• Information shown:
— Start —

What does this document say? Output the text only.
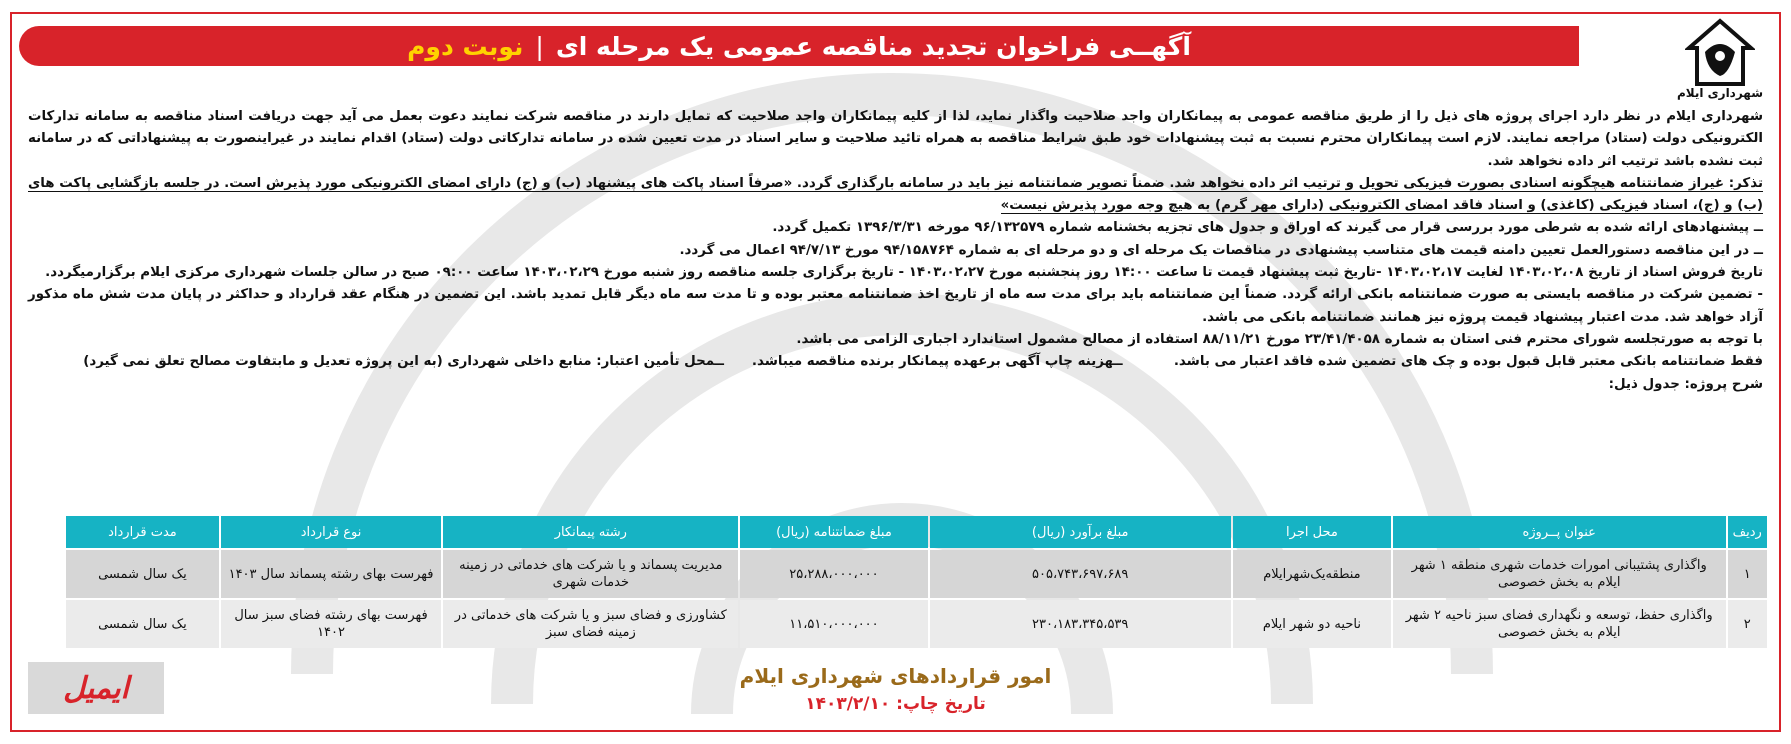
شهرداری ایلام
آگهــی فراخوان تجدید مناقصه عمومی یک مرحله ای
|
نوبت دوم

شهرداری ایلام در نظر دارد اجرای پروژه های ذیل را از طریق مناقصه عمومی به پیمانکاران واجد صلاحیت واگذار نماید، لذا از کلیه پیمانکاران واجد صلاحیت که تمایل دارند در مناقصه شرکت نمایند دعوت بعمل می آید جهت دریافت اسناد مناقصه به سامانه تدارکات الکترونیکی دولت (ستاد) مراجعه نمایند. لازم است پیمانکاران محترم نسبت به ثبت پیشنهادات خود طبق شرایط مناقصه به همراه تائید صلاحیت و سایر اسناد در مدت تعیین شده در سامانه تدارکاتی دولت (ستاد) اقدام نمایند در غیراینصورت به پیشنهاداتی که در سامانه ثبت نشده باشد ترتیب اثر داده نخواهد شد.

تذکر: غیراز ضمانتنامه هیچگونه اسنادی بصورت فیزیکی تحویل و ترتیب اثر داده نخواهد شد. ضمناً تصویر ضمانتنامه نیز باید در سامانه بارگذاری گردد. «صرفاً اسناد پاکت های پیشنهاد (ب) و (ج) دارای امضای الکترونیکی مورد پذیرش است. در جلسه بازگشایی پاکت های (ب) و (ج)، اسناد فیزیکی (کاغذی) و اسناد فاقد امضای الکترونیکی (دارای مهر گرم) به هیچ وجه مورد پذیرش نیست»

ــ پیشنهادهای ارائه شده به شرطی مورد بررسی قرار می گیرند که اوراق و جدول های تجزیه بخشنامه شماره ۹۶/۱۳۲۵۷۹ مورخه ۱۳۹۶/۳/۳۱ تکمیل گردد.

ــ در این مناقصه دستورالعمل تعیین دامنه قیمت های متناسب پیشنهادی در مناقصات یک مرحله ای و دو مرحله ای به شماره ۹۴/۱۵۸۷۶۴ مورخ ۹۴/۷/۱۳ اعمال می گردد.

تاریخ فروش اسناد از تاریخ ۱۴۰۳،۰۲،۰۸ لغایت ۱۴۰۳،۰۲،۱۷ -تاریخ ثبت پیشنهاد قیمت تا ساعت ۱۴:۰۰ روز پنجشنبه مورخ ۱۴۰۳،۰۲،۲۷ - تاریخ برگزاری جلسه مناقصه روز شنبه مورخ ۱۴۰۳،۰۲،۲۹ ساعت ۰۹:۰۰ صبح در سالن جلسات شهرداری مرکزی ایلام برگزارمیگردد.

- تضمین شرکت در مناقصه بایستی به صورت ضمانتنامه بانکی ارائه گردد. ضمناً این ضمانتنامه باید برای مدت سه ماه از تاریخ اخذ ضمانتنامه معتبر بوده و تا مدت سه ماه دیگر قابل تمدید باشد. این تضمین در هنگام عقد قرارداد و حداکثر در پایان مدت شش ماه مذکور آزاد خواهد شد. مدت اعتبار پیشنهاد قیمت پروژه نیز همانند ضمانتنامه بانکی می باشد.

با توجه به صورتجلسه شورای محترم فنی استان به شماره ۲۳/۴۱/۴۰۵۸ مورخ ۸۸/۱۱/۲۱ استفاده از مصالح مشمول استاندارد اجباری الزامی می باشد.

فقط ضمانتنامه بانکی معتبر قابل قبول بوده و چک های تضمین شده فاقد اعتبار می باشد.           ــهزینه چاپ آگهی برعهده پیمانکار برنده مناقصه میباشد.      ــمحل تأمین اعتبار: منابع داخلی شهرداری (به این پروژه تعدیل و مابتفاوت مصالح تعلق نمی گیرد)

شرح پروژه: جدول ذیل:

ردیف	عنوان پــروژه	محل اجرا	مبلغ برآورد (ریال)	مبلغ ضمانتنامه (ریال)	رشته پیمانکار	نوع قرارداد	مدت قرارداد
۱	واگذاری پشتیبانی امورات خدمات شهری منطقه ۱ شهر ایلام به بخش خصوصی	منطقه‌یک‌شهرایلام	۵۰۵،۷۴۳،۶۹۷،۶۸۹	۲۵،۲۸۸،۰۰۰،۰۰۰	مدیریت پسماند و یا شرکت های خدماتی در زمینه خدمات شهری	فهرست بهای رشته پسماند سال ۱۴۰۳	یک سال شمسی
۲	واگذاری حفظ، توسعه و نگهداری فضای سبز ناحیه ۲ شهر ایلام به بخش خصوصی	ناحیه دو شهر ایلام	۲۳۰،۱۸۳،۳۴۵،۵۳۹	۱۱،۵۱۰،۰۰۰،۰۰۰	کشاورزی و فضای سبز و یا شرکت های خدماتی در زمینه فضای سبز	فهرست بهای رشته فضای سبز سال ۱۴۰۲	یک سال شمسی
امور قراردادهای شهرداری ایلام
تاریخ چاپ: ۱۴۰۳/۲/۱۰
ایمیل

— End —

• Your objective: Look through the data and show every line containing "مورد".

• Answer to this exercise:
تذکر: غیراز ضمانتنامه هیچگونه اسنادی بصورت فیزیکی تحویل و ترتیب اثر داده نخواهد شد. ضمناً تصویر ضمانتنامه نیز باید در سامانه بارگذاری گردد. «صرفاً اسناد پاکت های پیشنهاد (ب) و (ج) دارای امضای الکترونیکی مورد پذیرش است. در جلسه بازگشایی پاکت های (ب) و (ج)، اسناد فیزیکی (کاغذی) و اسناد فاقد امضای الکترونیکی (دارای مهر گرم) به هیچ وجه مورد پذیرش نیست»
ــ پیشنهادهای ارائه شده به شرطی مورد بررسی قرار می گیرند که اوراق و جدول های تجزیه بخشنامه شماره ۹۶/۱۳۲۵۷۹ مورخه ۱۳۹۶/۳/۳۱ تکمیل گردد.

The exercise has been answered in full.